-- Start of GIVEN PASSAGE --
# Co2 misting versus 100% dissolved



## Alastair (18 Nov 2011)

Have been sat thinking today, like you do, and with me using my DIY reactor, I've noticed my drop checker changes colour quicker, but pearling doesn't seem to be as good as it was with a mist diffuser. 
I'm not fussed about the pearling to be honest, but I've read conflicting things on the two, so....which is better, 100%dissolved co2, or a very fine mist? 
Does anyone else have experience of the two. Obviously my main benefit of dissolved is no bubbles in the tank yeyyy


----------



## John S (18 Nov 2011)

Any difference in plant growth or condition?


----------



## Alastair (22 Nov 2011)

Not too sure as I've adjusted other things in my tank at the same time but plant growth seems to have improved more so


----------



## Quetzalcoatl (22 Nov 2011)

After recently changing over from the UP atomizer to the am1000 I have found that the level of pearling has decreased somewhat. I am also having to injecting 2 times higher than I was with the UP to achieve the correct Co2 levels. That said though my fish are much, much happier. I hadn`t seen some fish (through the awful fog) for the duration I had the UP in my tank. Now everyone is swimming around with joy on their little fishy faces!   

I want to also add that I am not 100% sure though that when I was using the UP it was legitimate O2 release from the plants, more the release of undisolved Co2 from the plants that had not fully dissolved and had attached itself to the fauna. Therefor giving the illusion of pearling. If that makes any sense?? 

My plants are still pearling using the am1000, just not as much, however I know now that this is occuring without question, and is not just an illusion that I think I got using the UP atomizer? But hey, what do I know?  

In all. I am happy with the transition. The increase in Co2 usage isn`t really an issue for me now that my old man " Pub Landlord" got me a 22kg cylinder free off a "mate" and free refills when ever the BOC man comes to do the cylinder replacements!


----------



## foxfish (22 Nov 2011)

I have definitely read that the misting has a more efficient effect but, I guesse you can read anything about anything!
When my C02 goes off & the mist disappears the pearling is spectaculator but the lack of mist is ever more pleasant!!
I actually use a Needle wheel pump but it has the same mist effect, I would prefer no mist but the ease of use has kept me using it - for the time being.


----------



## AverageWhiteBloke (22 Nov 2011)

I guess its the million dollar question  personally if I could have no mist in my tank I would go with that as long as the plants were healthy. Like mentioned pearling is not that important so should be seen as a added luxury. It does seem mad at times that we strive to replicate nature as Much as we do then have a very unnatural looking fog going on in the tank through the majority of the viewing time ! I can't wait some nights for the co2 to switch off some nights to see what the tank really looks like in all its glory as it were.


----------



## Alastair (23 Nov 2011)

It does seem that misting is the preferred method, I just got a bit fed up of the bubbles all over the tank as I sit relatively close to it. I did see more pearling with my up diffuser but as said not sure whether it was partly down to co2 bubbles attaching then floating off. 
The bubbles annoyed me that much that I built my own reactor, ok I don't get pearling AS much, but my over all plant condition does seem to have suddenly doubled, and not only that but my fish seem a hell of alot happier.
-- End of GIVEN PASSAGE --
-- Start of INPUT DATA --
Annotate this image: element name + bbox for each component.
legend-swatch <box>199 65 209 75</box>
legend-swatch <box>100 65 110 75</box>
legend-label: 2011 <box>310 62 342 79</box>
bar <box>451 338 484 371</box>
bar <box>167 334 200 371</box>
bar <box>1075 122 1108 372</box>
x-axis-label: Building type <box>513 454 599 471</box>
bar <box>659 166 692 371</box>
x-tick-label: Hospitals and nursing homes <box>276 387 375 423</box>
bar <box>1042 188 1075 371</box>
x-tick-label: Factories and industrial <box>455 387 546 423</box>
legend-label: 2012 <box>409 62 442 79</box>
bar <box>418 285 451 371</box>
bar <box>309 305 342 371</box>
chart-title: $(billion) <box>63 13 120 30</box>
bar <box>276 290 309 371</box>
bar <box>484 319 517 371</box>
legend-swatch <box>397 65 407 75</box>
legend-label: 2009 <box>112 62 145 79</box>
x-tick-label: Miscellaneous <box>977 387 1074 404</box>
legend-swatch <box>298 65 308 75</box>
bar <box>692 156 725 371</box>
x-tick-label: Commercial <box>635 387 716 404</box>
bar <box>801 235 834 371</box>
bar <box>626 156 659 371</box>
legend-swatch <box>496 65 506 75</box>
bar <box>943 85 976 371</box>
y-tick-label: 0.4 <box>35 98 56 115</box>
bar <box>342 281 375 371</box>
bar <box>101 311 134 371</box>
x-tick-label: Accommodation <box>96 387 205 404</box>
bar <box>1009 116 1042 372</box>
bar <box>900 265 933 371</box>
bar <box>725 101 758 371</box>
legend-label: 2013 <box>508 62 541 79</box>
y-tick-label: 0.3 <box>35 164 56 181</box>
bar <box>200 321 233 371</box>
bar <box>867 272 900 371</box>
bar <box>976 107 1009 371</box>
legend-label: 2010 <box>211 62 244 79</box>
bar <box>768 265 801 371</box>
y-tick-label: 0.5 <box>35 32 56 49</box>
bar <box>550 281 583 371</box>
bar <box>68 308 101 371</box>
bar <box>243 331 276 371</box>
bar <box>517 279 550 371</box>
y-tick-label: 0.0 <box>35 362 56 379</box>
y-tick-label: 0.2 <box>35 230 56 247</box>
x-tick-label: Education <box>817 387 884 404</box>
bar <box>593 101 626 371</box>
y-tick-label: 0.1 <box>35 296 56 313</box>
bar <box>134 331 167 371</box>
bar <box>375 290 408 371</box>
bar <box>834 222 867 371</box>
-- End of INPUT DATA --
STATED PROBLEM A —
Summarize the forum thread on CO2 misting versus fully dissolved CO2 in three sentences.
STATED PROBLEM B —
Count the lines of the records that contain the string "legend", with case counting, and give only the number.

EXPECTED ANSWER A —
Alastair asks whether fully dissolved CO2 or a very fine mist is better, noting that with his DIY reactor his drop checker changes color faster but pearling is weaker than it was with a mist diffuser. One member reports that after switching from a UP atomizer to an am1000, pearling decreased and he must inject twice as much CO2, but his fish are much happier without the fog, and others say they would prefer no mist in the tank. Alastair concludes that misting seems to be the preferred method, yet since building his reactor he gets less pearling while his plant condition seems to have doubled and his fish seem happier.

EXPECTED ANSWER B —
10